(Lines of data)

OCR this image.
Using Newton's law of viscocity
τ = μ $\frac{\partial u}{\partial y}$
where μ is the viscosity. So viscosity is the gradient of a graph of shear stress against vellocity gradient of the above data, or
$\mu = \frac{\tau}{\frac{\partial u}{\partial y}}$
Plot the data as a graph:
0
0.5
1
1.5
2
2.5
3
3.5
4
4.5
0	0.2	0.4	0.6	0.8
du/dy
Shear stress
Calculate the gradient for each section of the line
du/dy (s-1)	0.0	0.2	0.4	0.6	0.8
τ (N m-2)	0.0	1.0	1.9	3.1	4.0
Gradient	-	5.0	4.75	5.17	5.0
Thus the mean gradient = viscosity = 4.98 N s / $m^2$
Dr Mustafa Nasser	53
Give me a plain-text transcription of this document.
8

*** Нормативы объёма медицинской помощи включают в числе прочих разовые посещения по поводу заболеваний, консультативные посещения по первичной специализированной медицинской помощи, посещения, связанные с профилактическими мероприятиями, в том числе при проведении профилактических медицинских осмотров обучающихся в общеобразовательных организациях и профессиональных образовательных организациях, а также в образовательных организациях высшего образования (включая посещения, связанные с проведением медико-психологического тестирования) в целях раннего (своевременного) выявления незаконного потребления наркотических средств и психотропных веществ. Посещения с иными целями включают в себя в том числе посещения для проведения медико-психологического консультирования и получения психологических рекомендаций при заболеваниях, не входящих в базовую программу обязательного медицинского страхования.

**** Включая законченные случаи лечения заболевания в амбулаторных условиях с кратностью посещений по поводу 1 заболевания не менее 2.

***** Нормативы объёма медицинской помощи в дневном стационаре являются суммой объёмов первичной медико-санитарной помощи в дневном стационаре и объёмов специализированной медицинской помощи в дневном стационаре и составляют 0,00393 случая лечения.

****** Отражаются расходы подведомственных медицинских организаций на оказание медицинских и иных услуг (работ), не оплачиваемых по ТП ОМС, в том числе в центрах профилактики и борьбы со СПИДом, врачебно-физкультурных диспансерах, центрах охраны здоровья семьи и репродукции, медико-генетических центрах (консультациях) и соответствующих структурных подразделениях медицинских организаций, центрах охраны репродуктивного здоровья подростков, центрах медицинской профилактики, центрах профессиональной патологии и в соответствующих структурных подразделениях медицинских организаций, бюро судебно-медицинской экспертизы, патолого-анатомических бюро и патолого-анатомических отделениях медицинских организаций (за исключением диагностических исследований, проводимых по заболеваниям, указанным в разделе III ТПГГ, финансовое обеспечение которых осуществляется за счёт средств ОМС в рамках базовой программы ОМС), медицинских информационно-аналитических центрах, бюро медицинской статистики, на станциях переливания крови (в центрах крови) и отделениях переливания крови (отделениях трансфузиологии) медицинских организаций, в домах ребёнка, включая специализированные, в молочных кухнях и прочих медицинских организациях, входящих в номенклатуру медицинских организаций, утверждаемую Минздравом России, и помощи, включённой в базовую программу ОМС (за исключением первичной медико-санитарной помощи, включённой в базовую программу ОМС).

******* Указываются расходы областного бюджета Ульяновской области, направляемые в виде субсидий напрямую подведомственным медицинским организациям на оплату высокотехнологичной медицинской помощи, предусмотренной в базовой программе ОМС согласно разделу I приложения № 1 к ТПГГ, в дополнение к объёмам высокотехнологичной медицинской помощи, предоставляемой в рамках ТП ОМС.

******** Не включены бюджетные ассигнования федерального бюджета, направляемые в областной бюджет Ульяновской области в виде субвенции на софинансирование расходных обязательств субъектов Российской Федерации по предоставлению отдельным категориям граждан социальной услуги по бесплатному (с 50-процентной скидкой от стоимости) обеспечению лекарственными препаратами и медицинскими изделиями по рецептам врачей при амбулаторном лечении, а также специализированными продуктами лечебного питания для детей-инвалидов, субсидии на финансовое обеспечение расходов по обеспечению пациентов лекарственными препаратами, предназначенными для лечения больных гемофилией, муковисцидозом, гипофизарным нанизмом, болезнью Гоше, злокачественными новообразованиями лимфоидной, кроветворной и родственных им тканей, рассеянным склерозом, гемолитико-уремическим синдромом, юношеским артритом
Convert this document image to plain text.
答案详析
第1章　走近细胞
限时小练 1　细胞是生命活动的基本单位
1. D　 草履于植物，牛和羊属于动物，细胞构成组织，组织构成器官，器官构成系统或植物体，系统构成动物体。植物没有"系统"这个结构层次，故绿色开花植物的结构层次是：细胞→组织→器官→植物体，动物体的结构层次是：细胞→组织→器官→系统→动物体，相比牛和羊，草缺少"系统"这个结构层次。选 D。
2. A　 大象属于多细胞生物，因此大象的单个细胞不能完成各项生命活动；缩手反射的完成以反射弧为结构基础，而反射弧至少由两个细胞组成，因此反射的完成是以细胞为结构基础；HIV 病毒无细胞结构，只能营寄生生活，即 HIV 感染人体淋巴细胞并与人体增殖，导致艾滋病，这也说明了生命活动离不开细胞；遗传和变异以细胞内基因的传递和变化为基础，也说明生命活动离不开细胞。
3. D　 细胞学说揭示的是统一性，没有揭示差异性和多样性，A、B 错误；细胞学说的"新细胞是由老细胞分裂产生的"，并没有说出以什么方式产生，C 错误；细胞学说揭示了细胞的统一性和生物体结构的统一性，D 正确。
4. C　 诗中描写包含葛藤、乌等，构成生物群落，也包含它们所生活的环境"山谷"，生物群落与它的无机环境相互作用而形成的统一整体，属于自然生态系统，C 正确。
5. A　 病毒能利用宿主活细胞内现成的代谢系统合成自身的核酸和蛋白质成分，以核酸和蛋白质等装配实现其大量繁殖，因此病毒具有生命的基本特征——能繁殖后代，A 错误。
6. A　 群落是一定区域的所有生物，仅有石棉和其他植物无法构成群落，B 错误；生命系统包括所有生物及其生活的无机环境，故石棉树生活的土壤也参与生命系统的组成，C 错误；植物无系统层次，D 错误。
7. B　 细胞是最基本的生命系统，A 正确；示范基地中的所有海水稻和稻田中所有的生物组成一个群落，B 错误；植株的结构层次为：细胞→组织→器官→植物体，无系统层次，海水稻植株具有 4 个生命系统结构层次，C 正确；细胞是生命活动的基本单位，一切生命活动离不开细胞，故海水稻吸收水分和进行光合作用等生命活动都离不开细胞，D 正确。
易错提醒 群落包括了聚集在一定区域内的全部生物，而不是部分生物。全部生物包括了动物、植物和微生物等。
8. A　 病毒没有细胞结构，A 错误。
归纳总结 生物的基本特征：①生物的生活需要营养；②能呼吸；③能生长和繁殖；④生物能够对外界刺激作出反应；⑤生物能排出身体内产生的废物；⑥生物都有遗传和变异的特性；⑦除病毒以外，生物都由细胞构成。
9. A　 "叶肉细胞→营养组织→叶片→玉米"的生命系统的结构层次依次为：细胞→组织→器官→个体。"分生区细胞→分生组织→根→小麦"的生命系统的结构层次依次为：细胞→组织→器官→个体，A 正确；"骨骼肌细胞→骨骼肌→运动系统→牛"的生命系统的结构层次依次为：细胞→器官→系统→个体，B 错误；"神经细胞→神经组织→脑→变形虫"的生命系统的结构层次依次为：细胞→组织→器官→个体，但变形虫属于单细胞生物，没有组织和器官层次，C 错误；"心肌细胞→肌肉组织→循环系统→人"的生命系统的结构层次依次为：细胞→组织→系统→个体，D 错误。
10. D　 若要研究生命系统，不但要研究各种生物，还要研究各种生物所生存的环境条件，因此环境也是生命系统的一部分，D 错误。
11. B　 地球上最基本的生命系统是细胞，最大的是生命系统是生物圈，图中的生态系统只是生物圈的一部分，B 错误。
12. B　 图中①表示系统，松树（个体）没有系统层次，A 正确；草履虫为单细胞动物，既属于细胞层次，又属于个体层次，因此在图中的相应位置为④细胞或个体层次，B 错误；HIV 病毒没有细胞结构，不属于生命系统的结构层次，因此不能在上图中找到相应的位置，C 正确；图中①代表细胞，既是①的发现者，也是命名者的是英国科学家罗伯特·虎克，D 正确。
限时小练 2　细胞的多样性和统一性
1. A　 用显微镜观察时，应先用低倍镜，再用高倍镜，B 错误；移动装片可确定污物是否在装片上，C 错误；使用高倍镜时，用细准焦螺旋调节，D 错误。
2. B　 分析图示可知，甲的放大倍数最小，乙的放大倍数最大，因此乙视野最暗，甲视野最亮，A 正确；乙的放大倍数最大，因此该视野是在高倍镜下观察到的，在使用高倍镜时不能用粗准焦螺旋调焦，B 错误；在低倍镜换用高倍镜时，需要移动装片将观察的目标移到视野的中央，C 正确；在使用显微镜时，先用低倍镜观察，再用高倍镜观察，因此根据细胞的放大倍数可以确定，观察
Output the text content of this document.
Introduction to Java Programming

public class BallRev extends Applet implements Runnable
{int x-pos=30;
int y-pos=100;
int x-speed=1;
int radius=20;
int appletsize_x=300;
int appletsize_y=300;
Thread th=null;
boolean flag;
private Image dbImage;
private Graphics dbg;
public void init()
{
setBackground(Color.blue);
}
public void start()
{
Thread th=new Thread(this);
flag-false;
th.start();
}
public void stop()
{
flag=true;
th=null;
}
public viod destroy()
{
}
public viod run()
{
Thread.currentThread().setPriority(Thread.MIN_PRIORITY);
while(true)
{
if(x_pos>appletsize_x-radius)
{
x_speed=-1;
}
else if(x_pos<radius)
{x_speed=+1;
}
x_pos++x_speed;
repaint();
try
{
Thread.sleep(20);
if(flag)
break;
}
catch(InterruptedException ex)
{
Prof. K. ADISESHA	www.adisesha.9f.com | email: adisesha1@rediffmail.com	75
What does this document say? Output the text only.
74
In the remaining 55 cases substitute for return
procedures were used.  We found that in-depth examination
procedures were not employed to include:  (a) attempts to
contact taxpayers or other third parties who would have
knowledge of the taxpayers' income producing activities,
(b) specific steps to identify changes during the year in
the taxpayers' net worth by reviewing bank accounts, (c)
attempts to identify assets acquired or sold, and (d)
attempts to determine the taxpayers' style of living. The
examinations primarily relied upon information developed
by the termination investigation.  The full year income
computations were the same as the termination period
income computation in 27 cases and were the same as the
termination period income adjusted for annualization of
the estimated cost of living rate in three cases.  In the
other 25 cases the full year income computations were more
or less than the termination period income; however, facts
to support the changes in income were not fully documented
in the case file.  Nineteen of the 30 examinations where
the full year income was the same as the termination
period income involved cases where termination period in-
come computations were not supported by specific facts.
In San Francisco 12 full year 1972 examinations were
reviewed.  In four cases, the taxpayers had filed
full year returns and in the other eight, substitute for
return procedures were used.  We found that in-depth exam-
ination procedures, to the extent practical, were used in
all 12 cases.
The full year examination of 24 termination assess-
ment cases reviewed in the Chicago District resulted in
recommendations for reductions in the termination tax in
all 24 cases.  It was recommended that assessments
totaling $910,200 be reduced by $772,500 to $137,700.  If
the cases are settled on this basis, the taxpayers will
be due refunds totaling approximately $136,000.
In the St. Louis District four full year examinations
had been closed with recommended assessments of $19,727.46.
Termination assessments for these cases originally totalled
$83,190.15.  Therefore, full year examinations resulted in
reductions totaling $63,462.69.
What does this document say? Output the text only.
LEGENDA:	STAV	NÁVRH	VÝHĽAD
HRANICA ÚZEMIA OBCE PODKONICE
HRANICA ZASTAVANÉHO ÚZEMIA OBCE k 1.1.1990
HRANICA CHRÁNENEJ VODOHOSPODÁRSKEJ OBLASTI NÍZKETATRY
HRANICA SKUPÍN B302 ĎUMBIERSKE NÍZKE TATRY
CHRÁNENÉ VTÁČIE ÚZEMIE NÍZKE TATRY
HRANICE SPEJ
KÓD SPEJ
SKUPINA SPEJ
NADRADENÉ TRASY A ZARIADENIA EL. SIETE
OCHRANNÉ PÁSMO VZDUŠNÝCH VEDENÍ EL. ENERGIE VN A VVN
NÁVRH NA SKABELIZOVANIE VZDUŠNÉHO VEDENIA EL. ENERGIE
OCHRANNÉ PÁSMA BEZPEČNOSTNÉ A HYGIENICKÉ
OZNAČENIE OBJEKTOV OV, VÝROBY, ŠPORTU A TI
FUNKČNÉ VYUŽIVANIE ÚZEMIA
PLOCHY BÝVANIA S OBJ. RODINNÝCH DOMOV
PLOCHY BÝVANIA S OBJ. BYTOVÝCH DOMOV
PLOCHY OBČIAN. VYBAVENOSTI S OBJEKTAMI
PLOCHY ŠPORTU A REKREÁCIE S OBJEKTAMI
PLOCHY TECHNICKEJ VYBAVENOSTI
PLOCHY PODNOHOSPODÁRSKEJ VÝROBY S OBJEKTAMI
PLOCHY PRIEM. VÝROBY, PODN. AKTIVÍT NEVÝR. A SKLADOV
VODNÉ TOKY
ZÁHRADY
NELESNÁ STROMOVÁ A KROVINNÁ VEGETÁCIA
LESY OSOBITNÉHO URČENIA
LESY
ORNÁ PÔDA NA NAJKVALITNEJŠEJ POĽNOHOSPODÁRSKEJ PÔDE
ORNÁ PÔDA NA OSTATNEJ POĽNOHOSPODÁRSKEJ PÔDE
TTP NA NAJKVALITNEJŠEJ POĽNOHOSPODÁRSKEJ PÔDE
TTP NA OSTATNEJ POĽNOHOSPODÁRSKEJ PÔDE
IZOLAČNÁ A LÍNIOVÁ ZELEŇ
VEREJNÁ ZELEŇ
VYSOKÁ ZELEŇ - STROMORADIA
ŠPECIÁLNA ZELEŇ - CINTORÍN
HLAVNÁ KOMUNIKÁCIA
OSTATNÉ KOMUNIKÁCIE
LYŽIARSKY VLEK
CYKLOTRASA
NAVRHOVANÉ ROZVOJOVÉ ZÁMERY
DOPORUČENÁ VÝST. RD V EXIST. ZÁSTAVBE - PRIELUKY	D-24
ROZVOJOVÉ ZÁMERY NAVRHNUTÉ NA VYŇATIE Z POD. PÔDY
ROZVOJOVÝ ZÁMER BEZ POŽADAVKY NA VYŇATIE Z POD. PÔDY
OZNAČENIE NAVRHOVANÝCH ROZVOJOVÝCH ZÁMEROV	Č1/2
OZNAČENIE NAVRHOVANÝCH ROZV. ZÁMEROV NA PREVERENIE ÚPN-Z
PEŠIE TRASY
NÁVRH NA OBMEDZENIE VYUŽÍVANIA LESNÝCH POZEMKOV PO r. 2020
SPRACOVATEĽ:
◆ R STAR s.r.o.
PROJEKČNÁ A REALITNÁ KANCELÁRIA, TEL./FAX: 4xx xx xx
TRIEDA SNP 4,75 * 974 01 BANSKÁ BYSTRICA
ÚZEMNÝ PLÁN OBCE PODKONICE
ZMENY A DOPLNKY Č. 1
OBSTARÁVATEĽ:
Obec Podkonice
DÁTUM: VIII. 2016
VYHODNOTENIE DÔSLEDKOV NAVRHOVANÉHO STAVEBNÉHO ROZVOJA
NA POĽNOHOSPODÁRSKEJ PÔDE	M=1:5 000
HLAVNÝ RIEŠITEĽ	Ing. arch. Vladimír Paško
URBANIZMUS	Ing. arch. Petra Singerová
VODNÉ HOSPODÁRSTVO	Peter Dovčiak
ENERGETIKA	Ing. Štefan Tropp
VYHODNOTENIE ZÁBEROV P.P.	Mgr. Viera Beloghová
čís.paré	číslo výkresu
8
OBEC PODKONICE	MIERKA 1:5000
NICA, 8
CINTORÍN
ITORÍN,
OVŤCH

EXERCISE DETAILS: Identify the lines that hold the word "plain". Copy every one of them.

FULL RESPONSE:
Give me a plain-text transcription of this document.
Convert this document image to plain text.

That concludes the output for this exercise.